___ Dataset excerpts

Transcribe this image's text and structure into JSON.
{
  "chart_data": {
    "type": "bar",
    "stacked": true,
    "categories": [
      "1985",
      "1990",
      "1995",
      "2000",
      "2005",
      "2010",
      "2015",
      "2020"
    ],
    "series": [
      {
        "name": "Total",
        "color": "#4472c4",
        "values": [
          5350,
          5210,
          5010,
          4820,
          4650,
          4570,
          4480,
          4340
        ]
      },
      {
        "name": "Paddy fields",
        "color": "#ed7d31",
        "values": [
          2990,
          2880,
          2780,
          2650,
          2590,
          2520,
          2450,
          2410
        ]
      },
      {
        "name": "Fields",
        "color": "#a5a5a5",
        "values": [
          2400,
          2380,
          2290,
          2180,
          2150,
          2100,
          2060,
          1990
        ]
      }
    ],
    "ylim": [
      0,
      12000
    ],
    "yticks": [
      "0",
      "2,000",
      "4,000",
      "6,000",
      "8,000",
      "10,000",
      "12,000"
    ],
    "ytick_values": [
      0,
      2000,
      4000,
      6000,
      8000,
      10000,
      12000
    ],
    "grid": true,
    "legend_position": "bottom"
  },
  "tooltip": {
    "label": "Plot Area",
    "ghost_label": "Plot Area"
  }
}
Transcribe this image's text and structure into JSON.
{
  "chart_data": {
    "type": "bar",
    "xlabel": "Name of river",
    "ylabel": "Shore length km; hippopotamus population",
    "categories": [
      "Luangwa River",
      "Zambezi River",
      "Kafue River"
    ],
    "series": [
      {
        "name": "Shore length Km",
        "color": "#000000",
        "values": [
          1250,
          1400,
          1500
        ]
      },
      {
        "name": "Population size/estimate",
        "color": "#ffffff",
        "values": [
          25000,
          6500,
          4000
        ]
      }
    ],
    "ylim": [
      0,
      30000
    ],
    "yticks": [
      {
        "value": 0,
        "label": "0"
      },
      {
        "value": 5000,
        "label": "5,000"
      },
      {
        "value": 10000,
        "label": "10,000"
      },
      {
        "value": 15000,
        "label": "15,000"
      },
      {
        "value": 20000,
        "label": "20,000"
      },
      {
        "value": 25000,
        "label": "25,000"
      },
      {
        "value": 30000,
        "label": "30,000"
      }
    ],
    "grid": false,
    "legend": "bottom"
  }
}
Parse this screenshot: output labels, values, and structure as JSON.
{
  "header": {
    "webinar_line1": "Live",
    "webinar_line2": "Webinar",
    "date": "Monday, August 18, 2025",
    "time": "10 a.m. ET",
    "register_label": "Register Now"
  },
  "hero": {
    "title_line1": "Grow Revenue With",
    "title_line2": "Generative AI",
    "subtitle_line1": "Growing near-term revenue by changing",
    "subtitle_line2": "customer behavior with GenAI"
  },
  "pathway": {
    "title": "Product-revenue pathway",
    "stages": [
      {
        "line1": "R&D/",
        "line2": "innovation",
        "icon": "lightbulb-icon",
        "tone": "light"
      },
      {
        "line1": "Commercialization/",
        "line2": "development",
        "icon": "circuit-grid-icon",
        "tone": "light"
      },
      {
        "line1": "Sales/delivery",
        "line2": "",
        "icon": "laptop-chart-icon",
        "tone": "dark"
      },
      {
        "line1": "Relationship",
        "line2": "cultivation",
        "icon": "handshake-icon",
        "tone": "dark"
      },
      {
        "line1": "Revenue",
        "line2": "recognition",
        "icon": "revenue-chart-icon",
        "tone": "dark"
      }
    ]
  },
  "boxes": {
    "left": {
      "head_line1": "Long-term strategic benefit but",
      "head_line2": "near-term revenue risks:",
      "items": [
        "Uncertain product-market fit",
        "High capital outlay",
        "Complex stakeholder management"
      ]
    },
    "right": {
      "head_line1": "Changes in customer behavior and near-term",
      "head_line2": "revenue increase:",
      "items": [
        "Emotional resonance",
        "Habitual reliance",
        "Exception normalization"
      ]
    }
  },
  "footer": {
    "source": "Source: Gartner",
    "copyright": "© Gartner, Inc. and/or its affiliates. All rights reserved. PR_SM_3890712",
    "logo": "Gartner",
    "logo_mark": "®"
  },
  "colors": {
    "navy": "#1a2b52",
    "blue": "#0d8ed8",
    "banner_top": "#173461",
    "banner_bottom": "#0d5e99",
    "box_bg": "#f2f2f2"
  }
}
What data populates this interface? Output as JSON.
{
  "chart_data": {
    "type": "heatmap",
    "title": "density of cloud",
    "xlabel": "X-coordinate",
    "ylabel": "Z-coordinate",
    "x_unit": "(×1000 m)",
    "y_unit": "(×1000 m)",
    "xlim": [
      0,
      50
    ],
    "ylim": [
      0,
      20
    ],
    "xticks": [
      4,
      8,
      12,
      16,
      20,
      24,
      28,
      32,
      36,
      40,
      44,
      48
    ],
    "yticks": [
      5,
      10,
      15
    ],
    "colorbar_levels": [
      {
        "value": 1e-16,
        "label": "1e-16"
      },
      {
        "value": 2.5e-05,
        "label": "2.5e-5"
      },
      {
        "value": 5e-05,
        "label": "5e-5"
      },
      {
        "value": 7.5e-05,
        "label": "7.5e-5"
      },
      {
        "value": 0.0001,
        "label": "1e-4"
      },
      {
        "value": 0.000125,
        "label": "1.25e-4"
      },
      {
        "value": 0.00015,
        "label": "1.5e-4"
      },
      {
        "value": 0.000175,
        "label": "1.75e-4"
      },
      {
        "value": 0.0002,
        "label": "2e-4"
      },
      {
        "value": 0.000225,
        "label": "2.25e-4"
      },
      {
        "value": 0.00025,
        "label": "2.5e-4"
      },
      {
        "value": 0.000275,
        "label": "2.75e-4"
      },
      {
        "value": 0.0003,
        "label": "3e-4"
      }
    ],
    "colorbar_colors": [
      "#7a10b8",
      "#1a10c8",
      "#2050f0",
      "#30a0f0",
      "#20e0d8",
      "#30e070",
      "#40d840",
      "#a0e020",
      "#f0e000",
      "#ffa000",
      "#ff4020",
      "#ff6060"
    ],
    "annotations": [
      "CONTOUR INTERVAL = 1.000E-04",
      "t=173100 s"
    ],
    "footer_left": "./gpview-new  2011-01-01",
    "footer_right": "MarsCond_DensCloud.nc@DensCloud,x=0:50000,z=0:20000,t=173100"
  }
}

______

*Written task:*
Print all of the entries exactly as they appear.

*Task solution:*
Transcribe this image's text and structure into JSON.
{
  "chart_data": {
    "type": "bar",
    "stacked": true,
    "categories": [
      "1985",
      "1990",
      "1995",
      "2000",
      "2005",
      "2010",
      "2015",
      "2020"
    ],
    "series": [
      {
        "name": "Total",
        "color": "#4472c4",
        "values": [
          5350,
          5210,
          5010,
          4820,
          4650,
          4570,
          4480,
          4340
        ]
      },
      {
        "name": "Paddy fields",
        "color": "#ed7d31",
        "values": [
          2990,
          2880,
          2780,
          2650,
          2590,
          2520,
          2450,
          2410
        ]
      },
      {
        "name": "Fields",
        "color": "#a5a5a5",
        "values": [
          2400,
          2380,
          2290,
          2180,
          2150,
          2100,
          2060,
          1990
        ]
      }
    ],
    "ylim": [
      0,
      12000
    ],
    "yticks": [
      "0",
      "2,000",
      "4,000",
      "6,000",
      "8,000",
      "10,000",
      "12,000"
    ],
    "ytick_values": [
      0,
      2000,
      4000,
      6000,
      8000,
      10000,
      12000
    ],
    "grid": true,
    "legend_position": "bottom"
  },
  "tooltip": {
    "label": "Plot Area",
    "ghost_label": "Plot Area"
  }
}
Transcribe this image's text and structure into JSON.
{
  "chart_data": {
    "type": "bar",
    "xlabel": "Name of river",
    "ylabel": "Shore length km; hippopotamus population",
    "categories": [
      "Luangwa River",
      "Zambezi River",
      "Kafue River"
    ],
    "series": [
      {
        "name": "Shore length Km",
        "color": "#000000",
        "values": [
          1250,
          1400,
          1500
        ]
      },
      {
        "name": "Population size/estimate",
        "color": "#ffffff",
        "values": [
          25000,
          6500,
          4000
        ]
      }
    ],
    "ylim": [
      0,
      30000
    ],
    "yticks": [
      {
        "value": 0,
        "label": "0"
      },
      {
        "value": 5000,
        "label": "5,000"
      },
      {
        "value": 10000,
        "label": "10,000"
      },
      {
        "value": 15000,
        "label": "15,000"
      },
      {
        "value": 20000,
        "label": "20,000"
      },
      {
        "value": 25000,
        "label": "25,000"
      },
      {
        "value": 30000,
        "label": "30,000"
      }
    ],
    "grid": false,
    "legend": "bottom"
  }
}
Parse this screenshot: output labels, values, and structure as JSON.
{
  "header": {
    "webinar_line1": "Live",
    "webinar_line2": "Webinar",
    "date": "Monday, August 18, 2025",
    "time": "10 a.m. ET",
    "register_label": "Register Now"
  },
  "hero": {
    "title_line1": "Grow Revenue With",
    "title_line2": "Generative AI",
    "subtitle_line1": "Growing near-term revenue by changing",
    "subtitle_line2": "customer behavior with GenAI"
  },
  "pathway": {
    "title": "Product-revenue pathway",
    "stages": [
      {
        "line1": "R&D/",
        "line2": "innovation",
        "icon": "lightbulb-icon",
        "tone": "light"
      },
      {
        "line1": "Commercialization/",
        "line2": "development",
        "icon": "circuit-grid-icon",
        "tone": "light"
      },
      {
        "line1": "Sales/delivery",
        "line2": "",
        "icon": "laptop-chart-icon",
        "tone": "dark"
      },
      {
        "line1": "Relationship",
        "line2": "cultivation",
        "icon": "handshake-icon",
        "tone": "dark"
      },
      {
        "line1": "Revenue",
        "line2": "recognition",
        "icon": "revenue-chart-icon",
        "tone": "dark"
      }
    ]
  },
  "boxes": {
    "left": {
      "head_line1": "Long-term strategic benefit but",
      "head_line2": "near-term revenue risks:",
      "items": [
        "Uncertain product-market fit",
        "High capital outlay",
        "Complex stakeholder management"
      ]
    },
    "right": {
      "head_line1": "Changes in customer behavior and near-term",
      "head_line2": "revenue increase:",
      "items": [
        "Emotional resonance",
        "Habitual reliance",
        "Exception normalization"
      ]
    }
  },
  "footer": {
    "source": "Source: Gartner",
    "copyright": "© Gartner, Inc. and/or its affiliates. All rights reserved. PR_SM_3890712",
    "logo": "Gartner",
    "logo_mark": "®"
  },
  "colors": {
    "navy": "#1a2b52",
    "blue": "#0d8ed8",
    "banner_top": "#173461",
    "banner_bottom": "#0d5e99",
    "box_bg": "#f2f2f2"
  }
}
What data populates this interface? Output as JSON.
{
  "chart_data": {
    "type": "heatmap",
    "title": "density of cloud",
    "xlabel": "X-coordinate",
    "ylabel": "Z-coordinate",
    "x_unit": "(×1000 m)",
    "y_unit": "(×1000 m)",
    "xlim": [
      0,
      50
    ],
    "ylim": [
      0,
      20
    ],
    "xticks": [
      4,
      8,
      12,
      16,
      20,
      24,
      28,
      32,
      36,
      40,
      44,
      48
    ],
    "yticks": [
      5,
      10,
      15
    ],
    "colorbar_levels": [
      {
        "value": 1e-16,
        "label": "1e-16"
      },
      {
        "value": 2.5e-05,
        "label": "2.5e-5"
      },
      {
        "value": 5e-05,
        "label": "5e-5"
      },
      {
        "value": 7.5e-05,
        "label": "7.5e-5"
      },
      {
        "value": 0.0001,
        "label": "1e-4"
      },
      {
        "value": 0.000125,
        "label": "1.25e-4"
      },
      {
        "value": 0.00015,
        "label": "1.5e-4"
      },
      {
        "value": 0.000175,
        "label": "1.75e-4"
      },
      {
        "value": 0.0002,
        "label": "2e-4"
      },
      {
        "value": 0.000225,
        "label": "2.25e-4"
      },
      {
        "value": 0.00025,
        "label": "2.5e-4"
      },
      {
        "value": 0.000275,
        "label": "2.75e-4"
      },
      {
        "value": 0.0003,
        "label": "3e-4"
      }
    ],
    "colorbar_colors": [
      "#7a10b8",
      "#1a10c8",
      "#2050f0",
      "#30a0f0",
      "#20e0d8",
      "#30e070",
      "#40d840",
      "#a0e020",
      "#f0e000",
      "#ffa000",
      "#ff4020",
      "#ff6060"
    ],
    "annotations": [
      "CONTOUR INTERVAL = 1.000E-04",
      "t=173100 s"
    ],
    "footer_left": "./gpview-new  2011-01-01",
    "footer_right": "MarsCond_DensCloud.nc@DensCloud,x=0:50000,z=0:20000,t=173100"
  }
}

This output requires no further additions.